| Given records |
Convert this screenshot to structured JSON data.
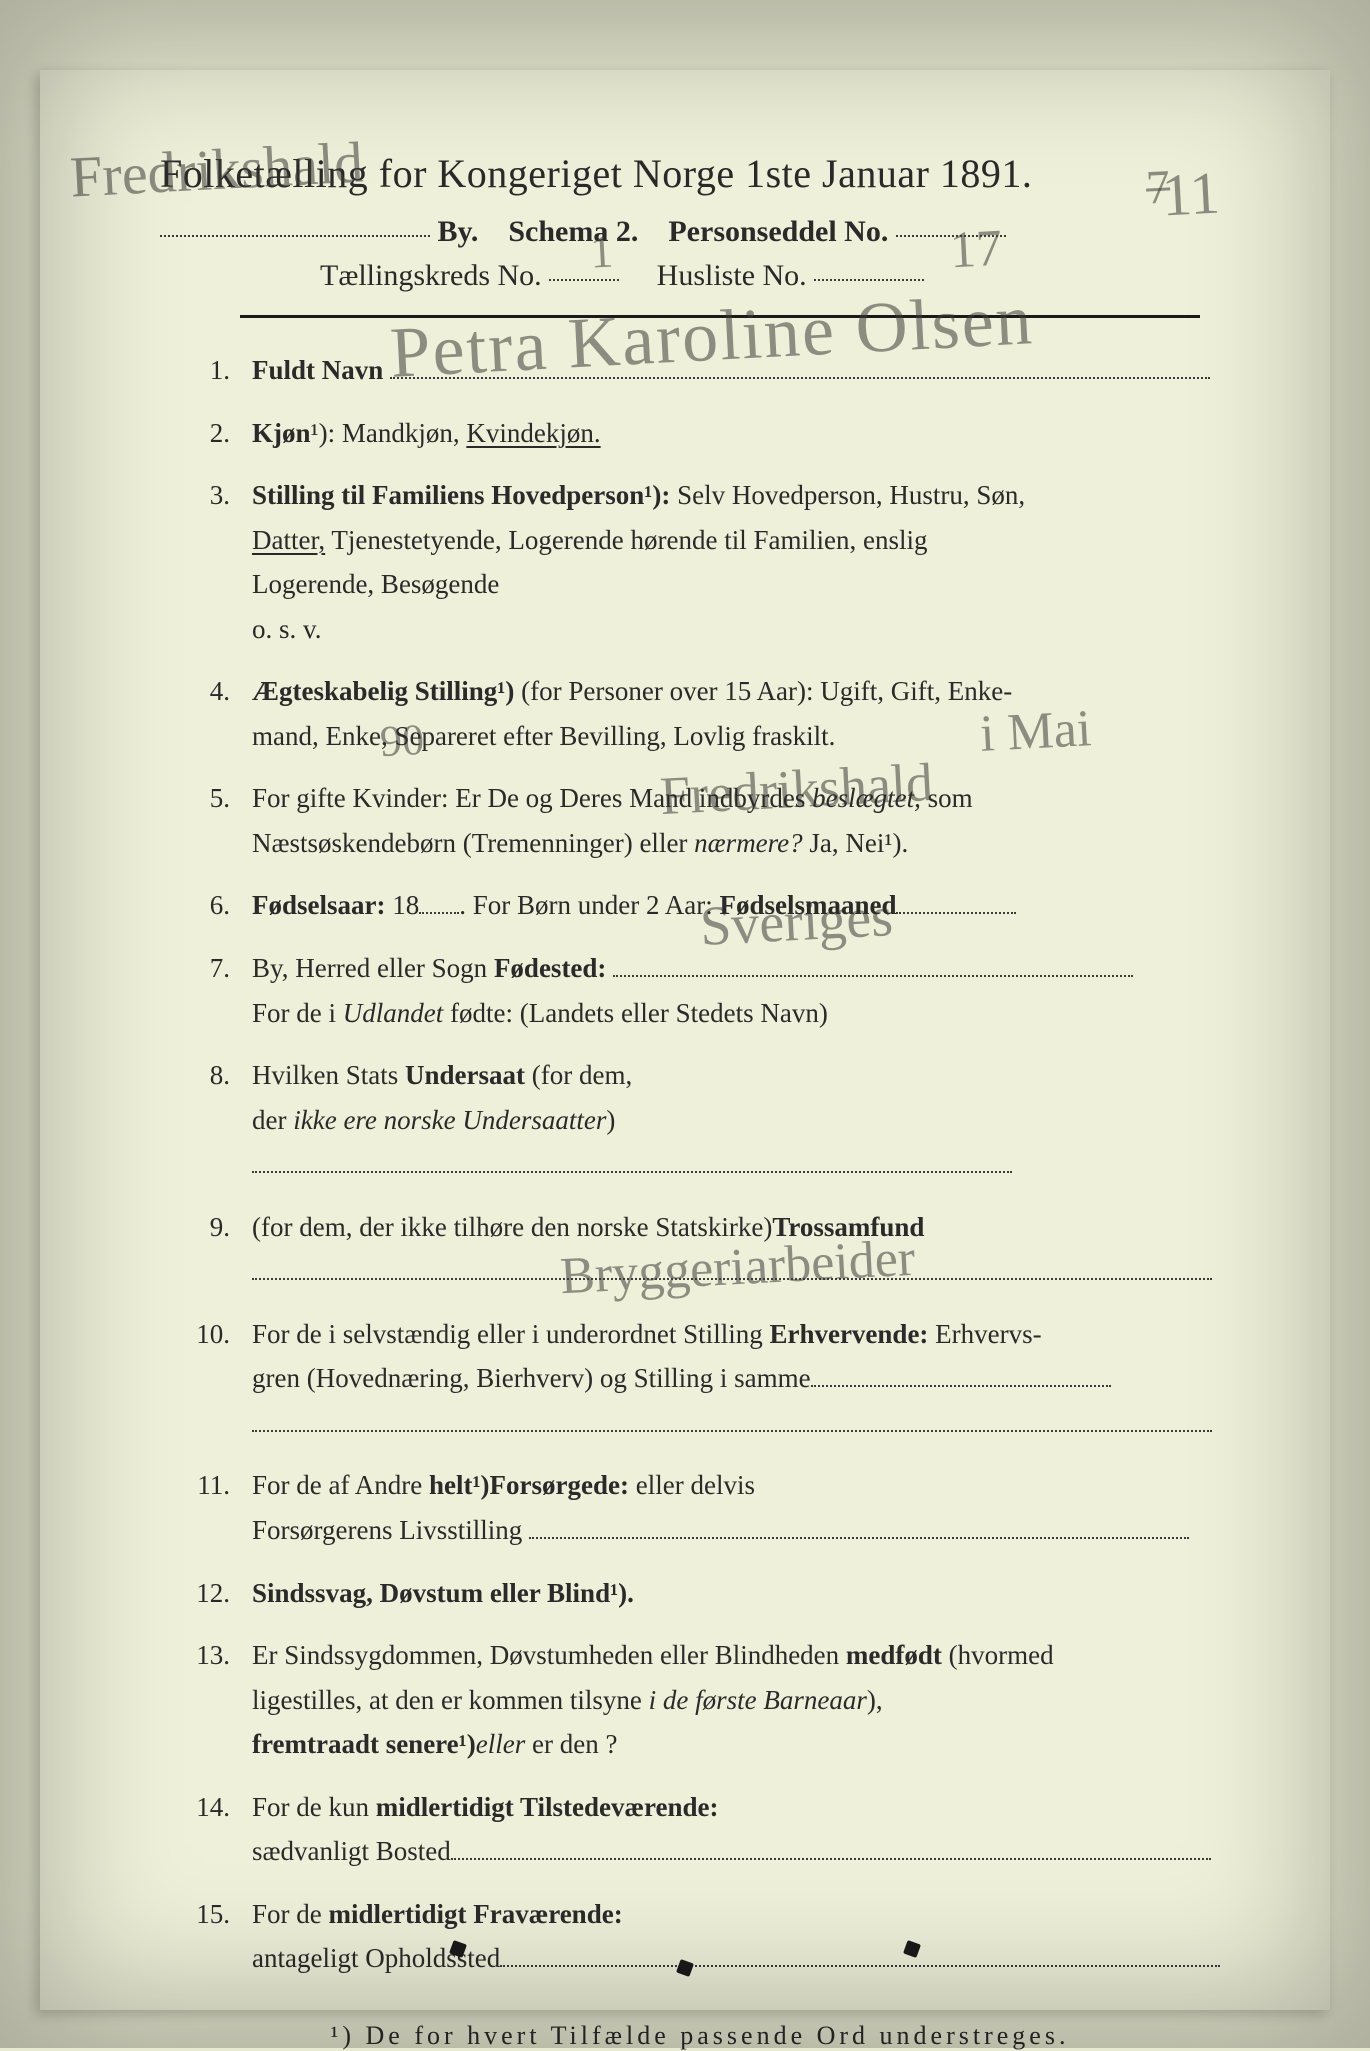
{
  "colors": {
    "page_bg": "#eef0d9",
    "outer_bg": "#e8ead2",
    "ink": "#2a2a2a",
    "rule": "#1a1a1a",
    "handwriting": "rgba(60,60,55,0.55)"
  },
  "typography": {
    "body_family": "Georgia, 'Times New Roman', serif",
    "handwriting_family": "'Brush Script MT', 'Segoe Script', cursive",
    "title_size_pt": 30,
    "body_size_pt": 20,
    "footnote_size_pt": 19
  },
  "header": {
    "title": "Folketælling for Kongeriget Norge 1ste Januar 1891.",
    "line2_prefix_hand": "Fredrikshald",
    "line2_by": "By.",
    "line2_schema": "Schema 2.",
    "line2_pers_label": "Personseddel No.",
    "line2_pers_value_hand": "11",
    "line2_pers_value_struck": "7",
    "line3_kreds_label": "Tællingskreds No.",
    "line3_kreds_value_hand": "1",
    "line3_husliste_label": "Husliste No.",
    "line3_husliste_value_hand": "17"
  },
  "questions": [
    {
      "lead": "Fuldt Navn",
      "hand_after": "Petra Karoline Olsen"
    },
    {
      "raw": "Kjøn¹): Mandkjøn, ",
      "underlined": "Kvindekjøn."
    },
    {
      "lines": [
        {
          "t": "Stilling til Familiens Hovedperson¹): ",
          "b": true,
          "tail": "Selv Hovedperson, Hustru, Søn,"
        },
        {
          "pre_under": "Datter,",
          "tail": " Tjenestetyende, Logerende hørende til Familien, enslig"
        },
        {
          "tail": "Logerende, Besøgende"
        },
        {
          "tail": "o. s. v."
        }
      ]
    },
    {
      "lines": [
        {
          "t": "Ægteskabelig Stilling¹) ",
          "b": true,
          "tail": "(for Personer over 15 Aar): Ugift, Gift, Enke-"
        },
        {
          "tail": "mand, Enke, Separeret efter Bevilling, Lovlig fraskilt."
        }
      ]
    },
    {
      "lines": [
        {
          "tail": "For gifte Kvinder: Er De og Deres Mand indbyrdes ",
          "i_tail": "beslægtet,",
          "post": " som"
        },
        {
          "tail": "Næstsøskendebørn (Tremenninger) eller ",
          "i_tail": "nærmere?",
          "post": "  Ja, Nei¹)."
        }
      ]
    },
    {
      "inline": [
        {
          "b": "Fødselsaar: ",
          "plain": "18",
          "hand": "90",
          "dots_w": 40
        },
        {
          "plain": ".   For Børn under 2 Aar: ",
          "b2": "Fødselsmaaned",
          "hand2": " i Mai",
          "dots_w2": 120
        }
      ]
    },
    {
      "lines": [
        {
          "b": "Fødested: ",
          "plain": "By, Herred eller Sogn ",
          "hand": "Fredrikshald",
          "dots_w": 520
        },
        {
          "plain": "For de i ",
          "i": "Udlandet",
          "post": " fødte: (Landets eller Stedets Navn)"
        }
      ]
    },
    {
      "lines": [
        {
          "plain": "Hvilken Stats ",
          "b": "Undersaat",
          "post": " (for dem,",
          "hand_right": "Sveriges"
        },
        {
          "plain": "der ",
          "i": "ikke ere norske Undersaatter",
          "post": ")",
          "dots_w": 760
        }
      ]
    },
    {
      "lines": [
        {
          "b": "Trossamfund ",
          "plain": "(for dem, der ikke tilhøre den norske Statskirke)"
        },
        {
          "dots_full": true
        }
      ]
    },
    {
      "lines": [
        {
          "plain": "For de i selvstændig eller i underordnet Stilling ",
          "b": "Erhvervende: ",
          "post": "Erhvervs-"
        },
        {
          "plain": "gren (Hovednæring, Bierhverv) og Stilling i samme",
          "dots_w": 300
        },
        {
          "dots_full": true
        }
      ]
    },
    {
      "lines": [
        {
          "plain": "For de af Andre ",
          "b": "helt¹)",
          "post": " eller delvis ",
          "b2": "Forsørgede:"
        },
        {
          "plain": "Forsørgerens Livsstilling ",
          "hand": "Bryggeriarbeider",
          "dots_w": 660
        }
      ]
    },
    {
      "single": "Sindssvag, Døvstum eller Blind¹).",
      "bold_lead": true
    },
    {
      "lines": [
        {
          "plain": "Er Sindssygdommen, Døvstumheden eller Blindheden ",
          "b": "medfødt",
          "post": " (hvormed"
        },
        {
          "plain": "ligestilles, at den er kommen tilsyne ",
          "i": "i de første Barneaar",
          "post": "),"
        },
        {
          "i": "eller",
          "plain2": " er den ",
          "b": "fremtraadt senere¹)",
          "post": "?"
        }
      ]
    },
    {
      "lines": [
        {
          "plain": "For de kun ",
          "b": "midlertidigt Tilstedeværende:"
        },
        {
          "plain": "sædvanligt Bosted",
          "dots_w": 760
        }
      ]
    },
    {
      "lines": [
        {
          "plain": "For de ",
          "b": "midlertidigt Fraværende:"
        },
        {
          "plain": "antageligt Opholdssted",
          "dots_w": 720
        }
      ]
    }
  ],
  "footnote": "¹) De for hvert Tilfælde passende Ord understreges."
}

| Task statement |
Print the full listing exactly, dropping the pictures.

| Solution for this task |
Convert this screenshot to structured JSON data.
{
  "colors": {
    "page_bg": "#eef0d9",
    "outer_bg": "#e8ead2",
    "ink": "#2a2a2a",
    "rule": "#1a1a1a",
    "handwriting": "rgba(60,60,55,0.55)"
  },
  "typography": {
    "body_family": "Georgia, 'Times New Roman', serif",
    "handwriting_family": "'Brush Script MT', 'Segoe Script', cursive",
    "title_size_pt": 30,
    "body_size_pt": 20,
    "footnote_size_pt": 19
  },
  "header": {
    "title": "Folketælling for Kongeriget Norge 1ste Januar 1891.",
    "line2_prefix_hand": "Fredrikshald",
    "line2_by": "By.",
    "line2_schema": "Schema 2.",
    "line2_pers_label": "Personseddel No.",
    "line2_pers_value_hand": "11",
    "line2_pers_value_struck": "7",
    "line3_kreds_label": "Tællingskreds No.",
    "line3_kreds_value_hand": "1",
    "line3_husliste_label": "Husliste No.",
    "line3_husliste_value_hand": "17"
  },
  "questions": [
    {
      "lead": "Fuldt Navn",
      "hand_after": "Petra Karoline Olsen"
    },
    {
      "raw": "Kjøn¹): Mandkjøn, ",
      "underlined": "Kvindekjøn."
    },
    {
      "lines": [
        {
          "t": "Stilling til Familiens Hovedperson¹): ",
          "b": true,
          "tail": "Selv Hovedperson, Hustru, Søn,"
        },
        {
          "pre_under": "Datter,",
          "tail": " Tjenestetyende, Logerende hørende til Familien, enslig"
        },
        {
          "tail": "Logerende, Besøgende"
        },
        {
          "tail": "o. s. v."
        }
      ]
    },
    {
      "lines": [
        {
          "t": "Ægteskabelig Stilling¹) ",
          "b": true,
          "tail": "(for Personer over 15 Aar): Ugift, Gift, Enke-"
        },
        {
          "tail": "mand, Enke, Separeret efter Bevilling, Lovlig fraskilt."
        }
      ]
    },
    {
      "lines": [
        {
          "tail": "For gifte Kvinder: Er De og Deres Mand indbyrdes ",
          "i_tail": "beslægtet,",
          "post": " som"
        },
        {
          "tail": "Næstsøskendebørn (Tremenninger) eller ",
          "i_tail": "nærmere?",
          "post": "  Ja, Nei¹)."
        }
      ]
    },
    {
      "inline": [
        {
          "b": "Fødselsaar: ",
          "plain": "18",
          "hand": "90",
          "dots_w": 40
        },
        {
          "plain": ".   For Børn under 2 Aar: ",
          "b2": "Fødselsmaaned",
          "hand2": " i Mai",
          "dots_w2": 120
        }
      ]
    },
    {
      "lines": [
        {
          "b": "Fødested: ",
          "plain": "By, Herred eller Sogn ",
          "hand": "Fredrikshald",
          "dots_w": 520
        },
        {
          "plain": "For de i ",
          "i": "Udlandet",
          "post": " fødte: (Landets eller Stedets Navn)"
        }
      ]
    },
    {
      "lines": [
        {
          "plain": "Hvilken Stats ",
          "b": "Undersaat",
          "post": " (for dem,",
          "hand_right": "Sveriges"
        },
        {
          "plain": "der ",
          "i": "ikke ere norske Undersaatter",
          "post": ")",
          "dots_w": 760
        }
      ]
    },
    {
      "lines": [
        {
          "b": "Trossamfund ",
          "plain": "(for dem, der ikke tilhøre den norske Statskirke)"
        },
        {
          "dots_full": true
        }
      ]
    },
    {
      "lines": [
        {
          "plain": "For de i selvstændig eller i underordnet Stilling ",
          "b": "Erhvervende: ",
          "post": "Erhvervs-"
        },
        {
          "plain": "gren (Hovednæring, Bierhverv) og Stilling i samme",
          "dots_w": 300
        },
        {
          "dots_full": true
        }
      ]
    },
    {
      "lines": [
        {
          "plain": "For de af Andre ",
          "b": "helt¹)",
          "post": " eller delvis ",
          "b2": "Forsørgede:"
        },
        {
          "plain": "Forsørgerens Livsstilling ",
          "hand": "Bryggeriarbeider",
          "dots_w": 660
        }
      ]
    },
    {
      "single": "Sindssvag, Døvstum eller Blind¹).",
      "bold_lead": true
    },
    {
      "lines": [
        {
          "plain": "Er Sindssygdommen, Døvstumheden eller Blindheden ",
          "b": "medfødt",
          "post": " (hvormed"
        },
        {
          "plain": "ligestilles, at den er kommen tilsyne ",
          "i": "i de første Barneaar",
          "post": "),"
        },
        {
          "i": "eller",
          "plain2": " er den ",
          "b": "fremtraadt senere¹)",
          "post": "?"
        }
      ]
    },
    {
      "lines": [
        {
          "plain": "For de kun ",
          "b": "midlertidigt Tilstedeværende:"
        },
        {
          "plain": "sædvanligt Bosted",
          "dots_w": 760
        }
      ]
    },
    {
      "lines": [
        {
          "plain": "For de ",
          "b": "midlertidigt Fraværende:"
        },
        {
          "plain": "antageligt Opholdssted",
          "dots_w": 720
        }
      ]
    }
  ],
  "footnote": "¹) De for hvert Tilfælde passende Ord understreges."
}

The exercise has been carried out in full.